(Collected data entries)

━━━━━━

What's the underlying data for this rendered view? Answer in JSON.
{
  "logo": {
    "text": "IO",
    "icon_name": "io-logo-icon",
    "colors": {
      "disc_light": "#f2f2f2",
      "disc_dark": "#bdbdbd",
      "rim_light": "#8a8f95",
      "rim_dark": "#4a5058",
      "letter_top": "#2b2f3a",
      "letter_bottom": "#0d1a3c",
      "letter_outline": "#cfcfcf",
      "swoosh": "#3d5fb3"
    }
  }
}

━━━━━━

▶ Problem requirements
Print again each line of the listing above, exactly as it appears.

▶ Complete response
What's the underlying data for this rendered view? Answer in JSON.
{
  "logo": {
    "text": "IO",
    "icon_name": "io-logo-icon",
    "colors": {
      "disc_light": "#f2f2f2",
      "disc_dark": "#bdbdbd",
      "rim_light": "#8a8f95",
      "rim_dark": "#4a5058",
      "letter_top": "#2b2f3a",
      "letter_bottom": "#0d1a3c",
      "letter_outline": "#cfcfcf",
      "swoosh": "#3d5fb3"
    }
  }
}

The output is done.